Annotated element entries
^^^^^^^^

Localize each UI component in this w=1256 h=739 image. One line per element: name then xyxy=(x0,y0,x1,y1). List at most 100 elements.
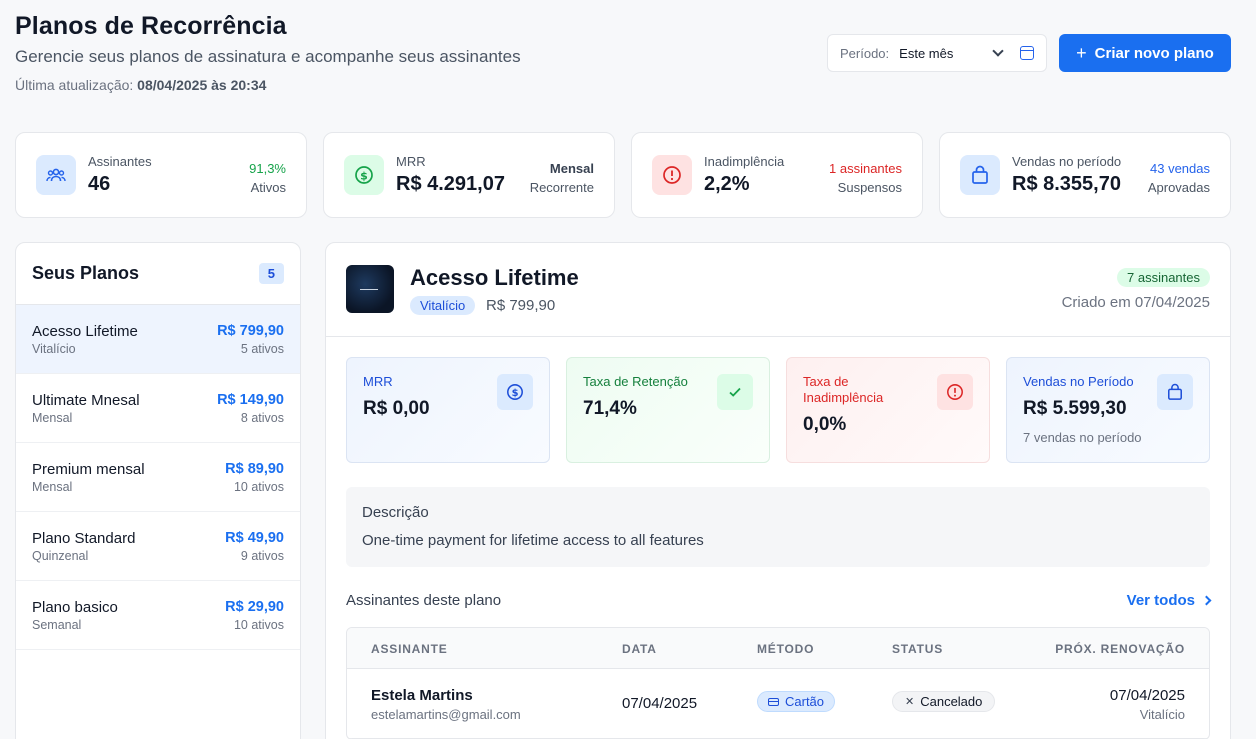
plan-price: R$ 149,90 xyxy=(217,392,284,408)
column-header: STATUS xyxy=(892,642,944,656)
plan-item[interactable]: Plano basico Semanal R$ 29,90 10 ativos xyxy=(16,581,300,650)
plan-name: Plano basico xyxy=(32,599,118,616)
stat-label: Inadimplência xyxy=(704,154,785,169)
status-badge: ✕ Cancelado xyxy=(892,691,996,712)
page-subtitle: Gerencie seus planos de assinatura e aco… xyxy=(15,47,521,66)
column-header: ASSINANTE xyxy=(371,642,448,656)
stat-card-default-rate: Inadimplência 2,2% 1 assinantes Suspenso… xyxy=(631,132,923,218)
credit-card-icon xyxy=(768,697,779,706)
plan-frequency: Mensal xyxy=(32,480,73,494)
created-date: Criado em 07/04/2025 xyxy=(1061,294,1210,311)
metric-card-sales: Vendas no Período R$ 5.599,30 7 vendas n… xyxy=(1006,357,1210,463)
stat-value: 2,2% xyxy=(704,173,750,195)
metric-label: Taxa de Retenção xyxy=(583,374,688,389)
metric-value: 71,4% xyxy=(583,398,637,419)
plan-price: R$ 799,90 xyxy=(217,323,284,339)
stat-value: 46 xyxy=(88,173,111,195)
renewal-type: Vitalício xyxy=(1139,707,1185,722)
chevron-right-icon xyxy=(1201,595,1212,606)
plan-active-count: 10 ativos xyxy=(233,480,284,494)
dollar-icon: $ xyxy=(344,155,384,195)
plan-name: Ultimate Mnesal xyxy=(32,392,140,409)
stat-label: Assinantes xyxy=(88,154,152,169)
metric-label: Vendas no Período xyxy=(1023,374,1134,389)
alert-icon xyxy=(937,374,973,410)
status-label: Cancelado xyxy=(920,694,983,709)
last-update: Última atualização: 08/04/2025 às 20:34 xyxy=(15,77,521,93)
column-header: MÉTODO xyxy=(757,642,815,656)
plan-price: R$ 49,90 xyxy=(225,530,284,546)
stat-sales-count: 43 vendas xyxy=(1150,161,1210,176)
metric-label: MRR xyxy=(363,374,393,389)
subscription-date: 07/04/2025 xyxy=(622,695,698,712)
plan-name: Plano Standard xyxy=(32,530,136,547)
description-label: Descrição xyxy=(362,504,429,521)
plan-frequency: Mensal xyxy=(32,411,73,425)
stat-caption: Recorrente xyxy=(529,180,594,195)
stat-period: Mensal xyxy=(549,161,594,176)
period-select[interactable]: Período: Este mês xyxy=(827,34,1047,72)
plan-price: R$ 89,90 xyxy=(225,461,284,477)
page-header: Planos de Recorrência Gerencie seus plan… xyxy=(15,12,521,93)
plans-header: Seus Planos 5 xyxy=(16,243,300,305)
see-all-link[interactable]: Ver todos xyxy=(1126,592,1212,609)
plan-item[interactable]: Plano Standard Quinzenal R$ 49,90 9 ativ… xyxy=(16,512,300,581)
stat-card-mrr: $ MRR R$ 4.291,07 Mensal Recorrente xyxy=(323,132,615,218)
metric-sub: 7 vendas no período xyxy=(1023,430,1142,445)
column-header: PRÓX. RENOVAÇÃO xyxy=(1055,642,1185,656)
plans-panel: Seus Planos 5 Acesso Lifetime Vitalício … xyxy=(15,242,301,739)
payment-method-badge: Cartão xyxy=(757,691,836,712)
plan-thumbnail xyxy=(346,265,394,313)
plan-frequency: Vitalício xyxy=(32,342,76,356)
period-label: Período: xyxy=(840,45,890,61)
see-all-label: Ver todos xyxy=(1126,592,1195,609)
users-icon xyxy=(36,155,76,195)
subscriber-name: Estela Martins xyxy=(371,687,473,704)
svg-text:$: $ xyxy=(360,169,368,182)
subscribers-section-title: Assinantes deste plano xyxy=(346,592,502,609)
plan-item[interactable]: Premium mensal Mensal R$ 89,90 10 ativos xyxy=(16,443,300,512)
stat-card-subscribers: Assinantes 46 91,3% Ativos xyxy=(15,132,307,218)
stat-percent: 91,3% xyxy=(249,161,286,176)
alert-icon xyxy=(652,155,692,195)
plan-name: Premium mensal xyxy=(32,461,145,478)
plan-frequency: Semanal xyxy=(32,618,82,632)
plan-detail-price: R$ 799,90 xyxy=(486,297,556,314)
metric-card-mrr: MRR R$ 0,00 $ xyxy=(346,357,550,463)
plan-name: Acesso Lifetime xyxy=(32,323,138,340)
subscriber-email: estelamartins@gmail.com xyxy=(371,707,521,722)
metric-value: R$ 0,00 xyxy=(363,398,430,419)
plan-price: R$ 29,90 xyxy=(225,599,284,615)
metric-card-retention: Taxa de Retenção 71,4% xyxy=(566,357,770,463)
svg-text:$: $ xyxy=(512,388,519,399)
plan-item[interactable]: Acesso Lifetime Vitalício R$ 799,90 5 at… xyxy=(16,305,300,374)
calendar-icon[interactable] xyxy=(1020,46,1034,60)
plan-active-count: 9 ativos xyxy=(240,549,284,563)
plan-type-badge: Vitalício xyxy=(410,296,476,315)
dollar-icon: $ xyxy=(497,374,533,410)
plan-item[interactable]: Ultimate Mnesal Mensal R$ 149,90 8 ativo… xyxy=(16,374,300,443)
bag-icon xyxy=(1157,374,1193,410)
stat-caption: Ativos xyxy=(250,180,286,195)
stat-caption: Aprovadas xyxy=(1147,180,1210,195)
create-plan-button[interactable]: + Criar novo plano xyxy=(1059,34,1231,72)
stat-label: MRR xyxy=(396,154,426,169)
close-icon: ✕ xyxy=(905,696,915,708)
plans-title: Seus Planos xyxy=(32,263,140,283)
stat-suspended-count: 1 assinantes xyxy=(829,161,902,176)
plans-count-badge: 5 xyxy=(258,263,284,284)
table-header: ASSINANTE DATA MÉTODO STATUS PRÓX. RENOV… xyxy=(347,628,1209,669)
metric-value: 0,0% xyxy=(803,414,847,435)
stat-value: R$ 4.291,07 xyxy=(396,173,505,195)
metric-card-default: Taxa de Inadimplência 0,0% xyxy=(786,357,990,463)
metric-label: Taxa de Inadimplência xyxy=(803,374,884,405)
table-row[interactable]: Estela Martins estelamartins@gmail.com 0… xyxy=(347,669,1209,739)
description-box: Descrição One-time payment for lifetime … xyxy=(346,487,1210,567)
renewal-date: 07/04/2025 xyxy=(1109,687,1185,704)
stat-card-sales: Vendas no período R$ 8.355,70 43 vendas … xyxy=(939,132,1231,218)
plan-active-count: 5 ativos xyxy=(240,342,284,356)
bag-icon xyxy=(960,155,1000,195)
metric-value: R$ 5.599,30 xyxy=(1023,398,1127,419)
plan-detail-header: Acesso Lifetime Vitalício R$ 799,90 7 as… xyxy=(326,243,1230,337)
subscribers-table: ASSINANTE DATA MÉTODO STATUS PRÓX. RENOV… xyxy=(346,627,1210,739)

^^^^^^^^

> **Directions**
Can you write out the whole listing again, switching every "plan-price" to "plan-cost", keeping everything else unchanged, and leaving out the pictures?

> **Exercise output**
Localize each UI component in this w=1256 h=739 image. One line per element: name then xyxy=(x0,y0,x1,y1). List at most 100 elements.
plan-cost: R$ 149,90 xyxy=(217,392,284,408)
column-header: STATUS xyxy=(892,642,944,656)
plan-item[interactable]: Plano basico Semanal R$ 29,90 10 ativos xyxy=(16,581,300,650)
plan-name: Plano basico xyxy=(32,599,118,616)
stat-label: Inadimplência xyxy=(704,154,785,169)
status-badge: ✕ Cancelado xyxy=(892,691,996,712)
page-subtitle: Gerencie seus planos de assinatura e aco… xyxy=(15,47,521,66)
column-header: ASSINANTE xyxy=(371,642,448,656)
stat-card-default-rate: Inadimplência 2,2% 1 assinantes Suspenso… xyxy=(631,132,923,218)
credit-card-icon xyxy=(768,697,779,706)
plan-frequency: Mensal xyxy=(32,480,73,494)
created-date: Criado em 07/04/2025 xyxy=(1061,294,1210,311)
metric-card-sales: Vendas no Período R$ 5.599,30 7 vendas n… xyxy=(1006,357,1210,463)
stat-value: 2,2% xyxy=(704,173,750,195)
metric-label: Taxa de Retenção xyxy=(583,374,688,389)
metric-value: 71,4% xyxy=(583,398,637,419)
plan-cost: R$ 799,90 xyxy=(217,323,284,339)
stat-value: 46 xyxy=(88,173,111,195)
renewal-type: Vitalício xyxy=(1139,707,1185,722)
chevron-right-icon xyxy=(1201,595,1212,606)
plan-active-count: 10 ativos xyxy=(233,480,284,494)
dollar-icon: $ xyxy=(344,155,384,195)
plan-name: Ultimate Mnesal xyxy=(32,392,140,409)
stat-label: Assinantes xyxy=(88,154,152,169)
metric-label: Vendas no Período xyxy=(1023,374,1134,389)
alert-icon xyxy=(937,374,973,410)
status-label: Cancelado xyxy=(920,694,983,709)
last-update: Última atualização: 08/04/2025 às 20:34 xyxy=(15,77,521,93)
column-header: MÉTODO xyxy=(757,642,815,656)
plan-cost: R$ 49,90 xyxy=(225,530,284,546)
stat-sales-count: 43 vendas xyxy=(1150,161,1210,176)
metric-label: MRR xyxy=(363,374,393,389)
subscription-date: 07/04/2025 xyxy=(622,695,698,712)
plan-name: Plano Standard xyxy=(32,530,136,547)
description-label: Descrição xyxy=(362,504,429,521)
plan-frequency: Mensal xyxy=(32,411,73,425)
stat-caption: Recorrente xyxy=(529,180,594,195)
stat-period: Mensal xyxy=(549,161,594,176)
period-select[interactable]: Período: Este mês xyxy=(827,34,1047,72)
plan-cost: R$ 89,90 xyxy=(225,461,284,477)
page-header: Planos de Recorrência Gerencie seus plan… xyxy=(15,12,521,93)
plans-header: Seus Planos 5 xyxy=(16,243,300,305)
see-all-link[interactable]: Ver todos xyxy=(1126,592,1212,609)
plan-item[interactable]: Plano Standard Quinzenal R$ 49,90 9 ativ… xyxy=(16,512,300,581)
stat-card-mrr: $ MRR R$ 4.291,07 Mensal Recorrente xyxy=(323,132,615,218)
metric-sub: 7 vendas no período xyxy=(1023,430,1142,445)
column-header: PRÓX. RENOVAÇÃO xyxy=(1055,642,1185,656)
plans-panel: Seus Planos 5 Acesso Lifetime Vitalício … xyxy=(15,242,301,739)
payment-method-badge: Cartão xyxy=(757,691,836,712)
plan-thumbnail xyxy=(346,265,394,313)
plan-frequency: Vitalício xyxy=(32,342,76,356)
period-label: Período: xyxy=(840,45,890,61)
see-all-label: Ver todos xyxy=(1126,592,1195,609)
users-icon xyxy=(36,155,76,195)
subscriber-name: Estela Martins xyxy=(371,687,473,704)
svg-text:$: $ xyxy=(360,169,368,182)
subscribers-section-title: Assinantes deste plano xyxy=(346,592,502,609)
plan-item[interactable]: Premium mensal Mensal R$ 89,90 10 ativos xyxy=(16,443,300,512)
stat-card-subscribers: Assinantes 46 91,3% Ativos xyxy=(15,132,307,218)
stat-percent: 91,3% xyxy=(249,161,286,176)
alert-icon xyxy=(652,155,692,195)
plan-name: Premium mensal xyxy=(32,461,145,478)
plan-frequency: Semanal xyxy=(32,618,82,632)
plan-detail-price: R$ 799,90 xyxy=(486,297,556,314)
metric-card-mrr: MRR R$ 0,00 $ xyxy=(346,357,550,463)
plan-name: Acesso Lifetime xyxy=(32,323,138,340)
subscriber-email: estelamartins@gmail.com xyxy=(371,707,521,722)
metric-value: R$ 0,00 xyxy=(363,398,430,419)
plan-cost: R$ 29,90 xyxy=(225,599,284,615)
metric-card-retention: Taxa de Retenção 71,4% xyxy=(566,357,770,463)
svg-text:$: $ xyxy=(512,388,519,399)
plan-item[interactable]: Acesso Lifetime Vitalício R$ 799,90 5 at… xyxy=(16,305,300,374)
calendar-icon[interactable] xyxy=(1020,46,1034,60)
plan-active-count: 9 ativos xyxy=(240,549,284,563)
plan-type-badge: Vitalício xyxy=(410,296,476,315)
dollar-icon: $ xyxy=(497,374,533,410)
plan-item[interactable]: Ultimate Mnesal Mensal R$ 149,90 8 ativo… xyxy=(16,374,300,443)
bag-icon xyxy=(1157,374,1193,410)
stat-caption: Ativos xyxy=(250,180,286,195)
stat-caption: Aprovadas xyxy=(1147,180,1210,195)
create-plan-button[interactable]: + Criar novo plano xyxy=(1059,34,1231,72)
stat-label: MRR xyxy=(396,154,426,169)
close-icon: ✕ xyxy=(905,696,915,708)
plans-title: Seus Planos xyxy=(32,263,140,283)
stat-suspended-count: 1 assinantes xyxy=(829,161,902,176)
plans-count-badge: 5 xyxy=(258,263,284,284)
table-header: ASSINANTE DATA MÉTODO STATUS PRÓX. RENOV… xyxy=(347,628,1209,669)
metric-value: 0,0% xyxy=(803,414,847,435)
stat-value: R$ 4.291,07 xyxy=(396,173,505,195)
metric-card-default: Taxa de Inadimplência 0,0% xyxy=(786,357,990,463)
metric-label: Taxa de Inadimplência xyxy=(803,374,884,405)
table-row[interactable]: Estela Martins estelamartins@gmail.com 0… xyxy=(347,669,1209,739)
description-box: Descrição One-time payment for lifetime … xyxy=(346,487,1210,567)
renewal-date: 07/04/2025 xyxy=(1109,687,1185,704)
stat-card-sales: Vendas no período R$ 8.355,70 43 vendas … xyxy=(939,132,1231,218)
plan-active-count: 5 ativos xyxy=(240,342,284,356)
bag-icon xyxy=(960,155,1000,195)
metric-value: R$ 5.599,30 xyxy=(1023,398,1127,419)
plan-detail-header: Acesso Lifetime Vitalício R$ 799,90 7 as… xyxy=(326,243,1230,337)
subscribers-table: ASSINANTE DATA MÉTODO STATUS PRÓX. RENOV… xyxy=(346,627,1210,739)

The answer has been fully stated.